Я знаю одного религиозного художника, который, возможно, сейчас стал популярным. Мы учились в одном колледже [Sombach]. Он рассказывал о своём желании писать картины на религиозные темы и о том, как он, для того чтобы нарисовать картину, смотрел на Распятие, у него возникала идея, и затем (издавал громкий звук). В итоге получалось какое-то ужасное искажение Христа на Кресте.

«Здесь позиция этого мнимо “чистого” живописца граничит с патологией, с теми болезненными явлениями, которые заключаются в отказе от вчувствования. Во всех этих состояниях царит смерть и отчуждение, взгляд человека касается лишь поверхности вещей и до его сознания более не доходит душевная жизнь других».

«Одновременно мир становится лабильным. Ибо как только феномены начинают рассматриваться вне их значения, они тут же переживаются как феномены неустойчивые, исчезающие, неопределённые, ненадёжные (Узнадзе). На основании этого можно понять, почему художественные направления, которые стремятся к текучему миру, тянутся к свободной от значения, абсолютной живописи».

«Живопись, которая начинается вскоре после 1900 года и господствует в 20-е годы, не только современница тогдашней техницизированной архитектуры. Дело и не в том, что её прелюдия относится к эпохе около 1800 года. Важно то, что она связана с ней на глубинном уровне. Её предпочитают и пропагандируют по всей Европе и за её пределами те же самые группы, что продолжают нести в себе “дух 1789 года”. Данная живопись и данная архитектура принадлежат друг другу, хотя новая архитектура так холодна и предметна, а новая живопись так необузданна и безумна. Одно является зеркальным отражением другого. Это действительно так, несмотря на то, что изображение предельно отделено от постройки».

«Подобная живопись не способствует членению или обыгрыванию пространства, как это пыталась делать декоративная фреска “stiles” сецессион. Наоборот, изображение стало чем-то замкнутым в себе; если раньше оно было стабильным “пятном на стене”, то теперь превратилось в нечто вроде книги, которую можно захлопнуть и отложить в сторону. Ле Корбюзье, этот вооружённый теориями защитник новой доктрины» — архитектор — «требует, чтобы в обязательном порядке его картины прятали в шкафы и вешали на стены только в часы соответствующего расположения духа: стабильное изображение как будто невыносимо».

«Подобная живопись одно время принадлежала к явлениям, обсуждать которые просто не приходило в голову, что не содействовало её трезвой оценке. Но крайне негативно настроенным критикам долго не удавалось поразить её  столь же глубоко, как историческому истолкованию, которое посредством простого описания данного явления открывает фундаментально проблематичные измерения всех этих опытов».

«Внутреннее сродство этой живописи с “современным” ещё вчера строительным искусством в первую очередь обнаруживается в их общей склонности к упразднению старых ордеров. Подобно тому как теперь существуют постройки, где нет отчётливо выраженных верхних и нижних частей, точно так же имеются теперь и изображения, у которых можно менять местами верх и низ. Конечно, это всего лишь внешний симптом, однако же глубоко показательный, ибо ничего подобного в истории живописи, на самых рискованных её окольных путях-заблуждениях до сих пор не было. Это является одним из предзнаменований внечеловеческого, нечеловеческого в данном искусстве. Тем самым произнесено  то слово, что даёт важнейший ключ к уразумению модернистской живописи (причём во всех её сектах, вся разница которых — в предпочтении различных средств)».

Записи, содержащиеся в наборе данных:
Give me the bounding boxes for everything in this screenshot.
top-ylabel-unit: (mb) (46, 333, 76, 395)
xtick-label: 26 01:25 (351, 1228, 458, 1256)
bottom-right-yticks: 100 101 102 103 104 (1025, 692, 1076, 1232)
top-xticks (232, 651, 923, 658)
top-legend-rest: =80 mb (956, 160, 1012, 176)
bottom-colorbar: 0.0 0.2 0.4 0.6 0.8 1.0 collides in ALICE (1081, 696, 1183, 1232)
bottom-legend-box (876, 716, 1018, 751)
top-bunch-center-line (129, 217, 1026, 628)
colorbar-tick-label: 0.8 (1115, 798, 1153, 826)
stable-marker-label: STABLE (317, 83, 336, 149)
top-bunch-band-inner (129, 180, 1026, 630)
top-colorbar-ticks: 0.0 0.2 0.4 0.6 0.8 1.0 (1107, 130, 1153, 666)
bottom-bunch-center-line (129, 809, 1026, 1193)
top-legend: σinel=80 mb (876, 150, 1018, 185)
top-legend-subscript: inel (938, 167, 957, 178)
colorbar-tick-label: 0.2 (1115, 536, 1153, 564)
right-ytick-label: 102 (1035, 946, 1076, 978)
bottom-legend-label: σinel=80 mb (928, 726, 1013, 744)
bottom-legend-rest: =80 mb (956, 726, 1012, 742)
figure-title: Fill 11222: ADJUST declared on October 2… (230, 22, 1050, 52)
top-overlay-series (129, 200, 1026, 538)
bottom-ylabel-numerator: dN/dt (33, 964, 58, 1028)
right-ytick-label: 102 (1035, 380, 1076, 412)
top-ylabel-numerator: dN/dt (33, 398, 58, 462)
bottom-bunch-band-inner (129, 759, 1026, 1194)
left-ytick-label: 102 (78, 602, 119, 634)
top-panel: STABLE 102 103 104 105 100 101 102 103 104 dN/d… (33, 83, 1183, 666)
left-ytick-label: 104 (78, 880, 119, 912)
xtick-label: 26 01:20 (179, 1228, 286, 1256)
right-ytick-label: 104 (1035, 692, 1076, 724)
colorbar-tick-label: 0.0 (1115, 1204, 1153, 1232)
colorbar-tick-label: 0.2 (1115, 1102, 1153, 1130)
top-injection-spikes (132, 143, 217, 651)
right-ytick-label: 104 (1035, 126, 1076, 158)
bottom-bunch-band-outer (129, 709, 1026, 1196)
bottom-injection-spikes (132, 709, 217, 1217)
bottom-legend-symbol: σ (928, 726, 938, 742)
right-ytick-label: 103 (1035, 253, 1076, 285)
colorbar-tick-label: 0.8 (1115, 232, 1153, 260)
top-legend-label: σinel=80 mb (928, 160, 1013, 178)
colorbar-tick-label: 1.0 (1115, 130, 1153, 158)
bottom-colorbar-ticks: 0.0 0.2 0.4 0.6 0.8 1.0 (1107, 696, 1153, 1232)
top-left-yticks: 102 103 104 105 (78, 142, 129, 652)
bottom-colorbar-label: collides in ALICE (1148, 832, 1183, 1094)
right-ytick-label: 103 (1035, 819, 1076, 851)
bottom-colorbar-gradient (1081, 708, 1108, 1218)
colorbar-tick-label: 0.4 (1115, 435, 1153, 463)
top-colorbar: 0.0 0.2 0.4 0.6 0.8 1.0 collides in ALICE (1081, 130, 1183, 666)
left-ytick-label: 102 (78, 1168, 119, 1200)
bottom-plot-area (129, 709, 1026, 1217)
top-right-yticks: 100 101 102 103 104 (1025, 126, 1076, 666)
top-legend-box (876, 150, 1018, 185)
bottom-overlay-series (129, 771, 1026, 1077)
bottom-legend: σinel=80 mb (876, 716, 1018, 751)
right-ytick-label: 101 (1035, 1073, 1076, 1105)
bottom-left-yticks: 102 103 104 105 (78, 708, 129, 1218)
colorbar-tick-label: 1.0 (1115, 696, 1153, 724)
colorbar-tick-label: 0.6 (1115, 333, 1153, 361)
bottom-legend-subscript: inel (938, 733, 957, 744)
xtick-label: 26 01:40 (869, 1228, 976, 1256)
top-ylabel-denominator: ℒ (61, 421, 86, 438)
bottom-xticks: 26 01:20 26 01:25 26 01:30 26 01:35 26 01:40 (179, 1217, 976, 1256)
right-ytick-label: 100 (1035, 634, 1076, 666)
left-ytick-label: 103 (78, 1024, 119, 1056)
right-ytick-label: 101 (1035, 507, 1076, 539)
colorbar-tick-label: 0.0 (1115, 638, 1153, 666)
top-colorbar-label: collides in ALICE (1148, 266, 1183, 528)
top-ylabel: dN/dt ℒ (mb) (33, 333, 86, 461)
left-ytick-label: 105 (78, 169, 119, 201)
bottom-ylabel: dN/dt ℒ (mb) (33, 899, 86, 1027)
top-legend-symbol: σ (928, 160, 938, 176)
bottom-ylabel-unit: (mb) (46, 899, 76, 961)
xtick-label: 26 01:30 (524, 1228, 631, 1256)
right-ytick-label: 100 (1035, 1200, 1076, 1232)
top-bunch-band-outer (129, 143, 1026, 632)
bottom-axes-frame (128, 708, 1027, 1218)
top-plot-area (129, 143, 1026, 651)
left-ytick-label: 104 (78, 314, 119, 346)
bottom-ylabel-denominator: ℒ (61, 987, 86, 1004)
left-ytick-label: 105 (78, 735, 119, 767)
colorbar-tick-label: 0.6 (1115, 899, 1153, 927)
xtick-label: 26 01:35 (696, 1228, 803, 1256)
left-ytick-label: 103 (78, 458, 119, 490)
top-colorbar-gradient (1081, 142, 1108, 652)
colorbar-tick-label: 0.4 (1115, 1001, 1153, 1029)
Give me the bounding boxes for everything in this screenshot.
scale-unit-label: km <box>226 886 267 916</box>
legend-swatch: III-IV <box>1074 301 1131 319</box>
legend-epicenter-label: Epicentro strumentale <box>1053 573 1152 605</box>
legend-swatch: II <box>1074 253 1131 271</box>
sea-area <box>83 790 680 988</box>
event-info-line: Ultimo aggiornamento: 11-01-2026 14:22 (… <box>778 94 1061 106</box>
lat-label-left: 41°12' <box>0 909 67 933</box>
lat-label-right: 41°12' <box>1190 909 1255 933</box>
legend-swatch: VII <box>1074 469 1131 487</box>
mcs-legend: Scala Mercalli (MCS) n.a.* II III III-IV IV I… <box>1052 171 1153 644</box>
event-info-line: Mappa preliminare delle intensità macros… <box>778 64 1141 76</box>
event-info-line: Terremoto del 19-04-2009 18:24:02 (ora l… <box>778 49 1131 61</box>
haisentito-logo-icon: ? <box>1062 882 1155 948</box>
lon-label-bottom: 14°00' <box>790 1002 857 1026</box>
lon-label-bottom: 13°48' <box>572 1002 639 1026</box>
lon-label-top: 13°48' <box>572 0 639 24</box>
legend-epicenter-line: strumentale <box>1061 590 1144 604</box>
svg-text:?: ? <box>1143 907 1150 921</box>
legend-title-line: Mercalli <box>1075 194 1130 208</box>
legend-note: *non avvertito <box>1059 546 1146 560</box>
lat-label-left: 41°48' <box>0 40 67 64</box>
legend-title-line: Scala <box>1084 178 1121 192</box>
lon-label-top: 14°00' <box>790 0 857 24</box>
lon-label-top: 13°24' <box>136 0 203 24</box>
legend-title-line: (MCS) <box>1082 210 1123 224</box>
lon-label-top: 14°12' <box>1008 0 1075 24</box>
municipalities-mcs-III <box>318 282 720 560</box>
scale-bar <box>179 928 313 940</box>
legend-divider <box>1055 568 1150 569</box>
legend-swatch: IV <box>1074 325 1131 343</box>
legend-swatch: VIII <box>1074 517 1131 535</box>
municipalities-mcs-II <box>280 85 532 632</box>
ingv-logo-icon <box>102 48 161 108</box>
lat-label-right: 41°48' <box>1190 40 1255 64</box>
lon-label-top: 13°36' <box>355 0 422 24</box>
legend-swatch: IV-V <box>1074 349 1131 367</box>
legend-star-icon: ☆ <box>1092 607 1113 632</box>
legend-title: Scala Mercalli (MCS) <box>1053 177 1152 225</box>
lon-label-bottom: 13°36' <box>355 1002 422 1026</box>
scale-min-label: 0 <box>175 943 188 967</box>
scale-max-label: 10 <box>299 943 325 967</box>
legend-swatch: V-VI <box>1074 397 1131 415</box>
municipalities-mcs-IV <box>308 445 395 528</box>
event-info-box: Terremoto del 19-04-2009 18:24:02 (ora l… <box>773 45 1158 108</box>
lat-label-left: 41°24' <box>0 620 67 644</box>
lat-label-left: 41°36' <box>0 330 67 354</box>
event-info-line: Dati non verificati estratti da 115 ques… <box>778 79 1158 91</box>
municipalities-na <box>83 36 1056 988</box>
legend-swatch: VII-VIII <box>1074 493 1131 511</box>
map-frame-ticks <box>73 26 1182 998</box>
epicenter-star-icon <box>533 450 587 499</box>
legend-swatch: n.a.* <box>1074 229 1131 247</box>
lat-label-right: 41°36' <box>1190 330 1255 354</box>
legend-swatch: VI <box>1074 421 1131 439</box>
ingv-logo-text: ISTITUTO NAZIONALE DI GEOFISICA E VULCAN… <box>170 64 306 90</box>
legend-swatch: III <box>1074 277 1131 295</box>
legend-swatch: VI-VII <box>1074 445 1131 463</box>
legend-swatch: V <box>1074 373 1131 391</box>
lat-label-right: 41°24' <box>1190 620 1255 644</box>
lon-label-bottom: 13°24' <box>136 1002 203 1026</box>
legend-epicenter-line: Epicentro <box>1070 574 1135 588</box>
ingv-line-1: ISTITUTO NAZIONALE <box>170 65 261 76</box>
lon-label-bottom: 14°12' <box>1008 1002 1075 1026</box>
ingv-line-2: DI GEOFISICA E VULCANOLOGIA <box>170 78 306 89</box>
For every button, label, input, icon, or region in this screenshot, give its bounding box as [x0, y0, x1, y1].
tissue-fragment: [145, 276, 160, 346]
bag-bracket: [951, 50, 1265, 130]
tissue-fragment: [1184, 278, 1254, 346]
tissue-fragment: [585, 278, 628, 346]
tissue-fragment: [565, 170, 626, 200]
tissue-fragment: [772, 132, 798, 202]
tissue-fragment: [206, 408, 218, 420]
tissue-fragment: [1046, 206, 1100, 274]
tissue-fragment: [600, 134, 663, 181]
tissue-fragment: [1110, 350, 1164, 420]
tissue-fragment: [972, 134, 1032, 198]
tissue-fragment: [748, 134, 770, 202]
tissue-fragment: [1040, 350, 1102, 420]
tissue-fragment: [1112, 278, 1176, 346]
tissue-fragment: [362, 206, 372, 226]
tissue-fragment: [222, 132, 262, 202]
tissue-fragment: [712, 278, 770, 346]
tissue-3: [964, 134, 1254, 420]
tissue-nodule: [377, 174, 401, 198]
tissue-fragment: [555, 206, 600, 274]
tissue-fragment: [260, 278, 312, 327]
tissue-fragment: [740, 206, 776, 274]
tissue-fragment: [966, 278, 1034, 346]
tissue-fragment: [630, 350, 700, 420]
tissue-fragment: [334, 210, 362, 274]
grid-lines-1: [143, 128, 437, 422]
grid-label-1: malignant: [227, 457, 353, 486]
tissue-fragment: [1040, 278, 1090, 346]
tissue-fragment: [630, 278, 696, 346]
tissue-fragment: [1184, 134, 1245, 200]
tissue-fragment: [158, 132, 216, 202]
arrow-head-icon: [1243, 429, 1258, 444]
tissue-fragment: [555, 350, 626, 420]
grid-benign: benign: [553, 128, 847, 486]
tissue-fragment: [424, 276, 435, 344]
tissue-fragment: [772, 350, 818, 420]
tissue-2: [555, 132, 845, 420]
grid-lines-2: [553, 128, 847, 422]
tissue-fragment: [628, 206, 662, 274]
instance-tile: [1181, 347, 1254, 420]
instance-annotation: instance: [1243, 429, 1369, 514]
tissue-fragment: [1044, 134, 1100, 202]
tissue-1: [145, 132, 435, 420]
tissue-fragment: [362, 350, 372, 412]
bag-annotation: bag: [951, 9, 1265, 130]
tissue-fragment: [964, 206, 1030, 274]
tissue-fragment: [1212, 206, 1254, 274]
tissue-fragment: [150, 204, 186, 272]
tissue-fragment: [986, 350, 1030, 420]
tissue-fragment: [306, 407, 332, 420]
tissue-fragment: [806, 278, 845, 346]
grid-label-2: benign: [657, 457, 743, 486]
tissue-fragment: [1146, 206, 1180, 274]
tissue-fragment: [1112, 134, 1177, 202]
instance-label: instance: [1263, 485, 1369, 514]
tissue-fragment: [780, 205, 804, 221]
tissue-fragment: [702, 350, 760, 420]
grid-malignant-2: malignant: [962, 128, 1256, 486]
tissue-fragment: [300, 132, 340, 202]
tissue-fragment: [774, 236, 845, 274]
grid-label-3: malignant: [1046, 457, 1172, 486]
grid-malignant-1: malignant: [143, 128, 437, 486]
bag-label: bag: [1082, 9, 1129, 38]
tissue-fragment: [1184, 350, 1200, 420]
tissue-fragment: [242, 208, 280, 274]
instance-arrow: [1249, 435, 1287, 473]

▶ **Учебные задания**
**1.** Перепишите без изменений ту часть фрагмента о модернистской живописи, которая открывается словами, содержащими «Я знаю одного», и завершается словами «Христа на Кресте.».
**2.** Определите, согласуются ли с фрагментом о модернистской живописи следующие утверждения: (а) Ле Корбюзье требовал, чтобы его картины постоянно висели на стенах; (б) рассказчик учился в одном колледже с религиозным художником; (в) описываемая живопись господствует в 20-е годы. На каждое утверждение ответьте «да» или «нет» и приведите точную цитату из фрагмента, которая это решает.
**3.** Кого фрагмент о модернистской живописи называет «вооружённым теориями защитником новой доктрины»?
Перечень представляет собой самостоятельный материал, не связанный с фрагментом.

▶ **Решения заданий**
**1.**
Я знаю одного религиозного художника, который, возможно, сейчас стал популярным. Мы учились в одном колледже [Sombach]. Он рассказывал о своём желании писать картины на религиозные темы и о том, как он, для того чтобы нарисовать картину, смотрел на Распятие, у него возникала идея, и затем (издавал громкий звук). В итоге получалось какое-то ужасное искажение Христа на Кресте.

**2.**
(а) Нет: «требует, чтобы в обязательном порядке его картины прятали в шкафы и вешали на стены только в часы соответствующего расположения духа».
(б) Да: «Мы учились в одном колледже».
(в) Да: «Живопись, которая начинается вскоре после 1900 года и господствует в 20-е годы».

**3.** Ле Корбюзье, архитектора.